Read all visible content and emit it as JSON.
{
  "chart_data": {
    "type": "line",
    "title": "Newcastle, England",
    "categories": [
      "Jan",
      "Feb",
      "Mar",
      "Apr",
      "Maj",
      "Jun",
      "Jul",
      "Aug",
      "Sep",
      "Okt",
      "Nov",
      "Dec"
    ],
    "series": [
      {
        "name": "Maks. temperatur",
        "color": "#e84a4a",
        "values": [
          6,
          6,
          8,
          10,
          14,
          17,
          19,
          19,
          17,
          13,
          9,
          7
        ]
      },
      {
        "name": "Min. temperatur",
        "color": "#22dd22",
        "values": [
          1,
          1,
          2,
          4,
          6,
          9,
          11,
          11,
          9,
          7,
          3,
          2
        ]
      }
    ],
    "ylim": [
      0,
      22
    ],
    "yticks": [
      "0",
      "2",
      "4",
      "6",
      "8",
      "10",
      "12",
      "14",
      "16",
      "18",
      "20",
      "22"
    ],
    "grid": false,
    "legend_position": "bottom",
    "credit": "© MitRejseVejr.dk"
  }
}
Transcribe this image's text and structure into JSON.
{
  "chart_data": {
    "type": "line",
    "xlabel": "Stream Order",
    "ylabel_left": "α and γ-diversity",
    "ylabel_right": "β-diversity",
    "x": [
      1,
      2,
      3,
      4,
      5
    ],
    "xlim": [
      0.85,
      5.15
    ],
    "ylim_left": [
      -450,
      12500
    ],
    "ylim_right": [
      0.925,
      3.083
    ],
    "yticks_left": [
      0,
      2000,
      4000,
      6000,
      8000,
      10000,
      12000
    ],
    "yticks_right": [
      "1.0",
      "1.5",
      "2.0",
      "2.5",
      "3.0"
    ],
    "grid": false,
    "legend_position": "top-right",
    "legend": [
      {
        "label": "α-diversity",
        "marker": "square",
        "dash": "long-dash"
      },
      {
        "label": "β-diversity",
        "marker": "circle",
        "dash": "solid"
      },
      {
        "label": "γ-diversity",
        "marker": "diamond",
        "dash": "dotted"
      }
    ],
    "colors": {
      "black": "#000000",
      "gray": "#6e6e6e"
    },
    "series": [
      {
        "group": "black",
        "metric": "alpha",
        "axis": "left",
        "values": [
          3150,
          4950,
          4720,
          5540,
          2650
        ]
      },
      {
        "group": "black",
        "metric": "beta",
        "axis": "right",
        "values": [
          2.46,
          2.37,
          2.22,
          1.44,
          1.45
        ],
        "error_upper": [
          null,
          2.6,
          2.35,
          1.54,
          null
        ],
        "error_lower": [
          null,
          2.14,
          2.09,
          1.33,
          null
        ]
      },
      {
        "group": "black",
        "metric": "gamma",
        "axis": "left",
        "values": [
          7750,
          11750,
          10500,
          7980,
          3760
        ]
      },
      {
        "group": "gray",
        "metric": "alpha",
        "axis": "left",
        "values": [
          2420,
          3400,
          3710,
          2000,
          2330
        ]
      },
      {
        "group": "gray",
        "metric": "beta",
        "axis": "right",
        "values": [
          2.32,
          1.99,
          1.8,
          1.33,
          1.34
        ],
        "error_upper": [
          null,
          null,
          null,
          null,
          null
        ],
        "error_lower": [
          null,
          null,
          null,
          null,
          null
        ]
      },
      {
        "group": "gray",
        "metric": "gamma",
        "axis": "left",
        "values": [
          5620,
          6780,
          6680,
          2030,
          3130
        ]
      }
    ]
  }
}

● ● ● ● ●

■ **OBJECTIVE**
Provide an exact reproduction of all the entries shown above.

■ **SOLUTION TO THE PROBLEM**
Read all visible content and emit it as JSON.
{
  "chart_data": {
    "type": "line",
    "title": "Newcastle, England",
    "categories": [
      "Jan",
      "Feb",
      "Mar",
      "Apr",
      "Maj",
      "Jun",
      "Jul",
      "Aug",
      "Sep",
      "Okt",
      "Nov",
      "Dec"
    ],
    "series": [
      {
        "name": "Maks. temperatur",
        "color": "#e84a4a",
        "values": [
          6,
          6,
          8,
          10,
          14,
          17,
          19,
          19,
          17,
          13,
          9,
          7
        ]
      },
      {
        "name": "Min. temperatur",
        "color": "#22dd22",
        "values": [
          1,
          1,
          2,
          4,
          6,
          9,
          11,
          11,
          9,
          7,
          3,
          2
        ]
      }
    ],
    "ylim": [
      0,
      22
    ],
    "yticks": [
      "0",
      "2",
      "4",
      "6",
      "8",
      "10",
      "12",
      "14",
      "16",
      "18",
      "20",
      "22"
    ],
    "grid": false,
    "legend_position": "bottom",
    "credit": "© MitRejseVejr.dk"
  }
}
Transcribe this image's text and structure into JSON.
{
  "chart_data": {
    "type": "line",
    "xlabel": "Stream Order",
    "ylabel_left": "α and γ-diversity",
    "ylabel_right": "β-diversity",
    "x": [
      1,
      2,
      3,
      4,
      5
    ],
    "xlim": [
      0.85,
      5.15
    ],
    "ylim_left": [
      -450,
      12500
    ],
    "ylim_right": [
      0.925,
      3.083
    ],
    "yticks_left": [
      0,
      2000,
      4000,
      6000,
      8000,
      10000,
      12000
    ],
    "yticks_right": [
      "1.0",
      "1.5",
      "2.0",
      "2.5",
      "3.0"
    ],
    "grid": false,
    "legend_position": "top-right",
    "legend": [
      {
        "label": "α-diversity",
        "marker": "square",
        "dash": "long-dash"
      },
      {
        "label": "β-diversity",
        "marker": "circle",
        "dash": "solid"
      },
      {
        "label": "γ-diversity",
        "marker": "diamond",
        "dash": "dotted"
      }
    ],
    "colors": {
      "black": "#000000",
      "gray": "#6e6e6e"
    },
    "series": [
      {
        "group": "black",
        "metric": "alpha",
        "axis": "left",
        "values": [
          3150,
          4950,
          4720,
          5540,
          2650
        ]
      },
      {
        "group": "black",
        "metric": "beta",
        "axis": "right",
        "values": [
          2.46,
          2.37,
          2.22,
          1.44,
          1.45
        ],
        "error_upper": [
          null,
          2.6,
          2.35,
          1.54,
          null
        ],
        "error_lower": [
          null,
          2.14,
          2.09,
          1.33,
          null
        ]
      },
      {
        "group": "black",
        "metric": "gamma",
        "axis": "left",
        "values": [
          7750,
          11750,
          10500,
          7980,
          3760
        ]
      },
      {
        "group": "gray",
        "metric": "alpha",
        "axis": "left",
        "values": [
          2420,
          3400,
          3710,
          2000,
          2330
        ]
      },
      {
        "group": "gray",
        "metric": "beta",
        "axis": "right",
        "values": [
          2.32,
          1.99,
          1.8,
          1.33,
          1.34
        ],
        "error_upper": [
          null,
          null,
          null,
          null,
          null
        ],
        "error_lower": [
          null,
          null,
          null,
          null,
          null
        ]
      },
      {
        "group": "gray",
        "metric": "gamma",
        "axis": "left",
        "values": [
          5620,
          6780,
          6680,
          2030,
          3130
        ]
      }
    ]
  }
}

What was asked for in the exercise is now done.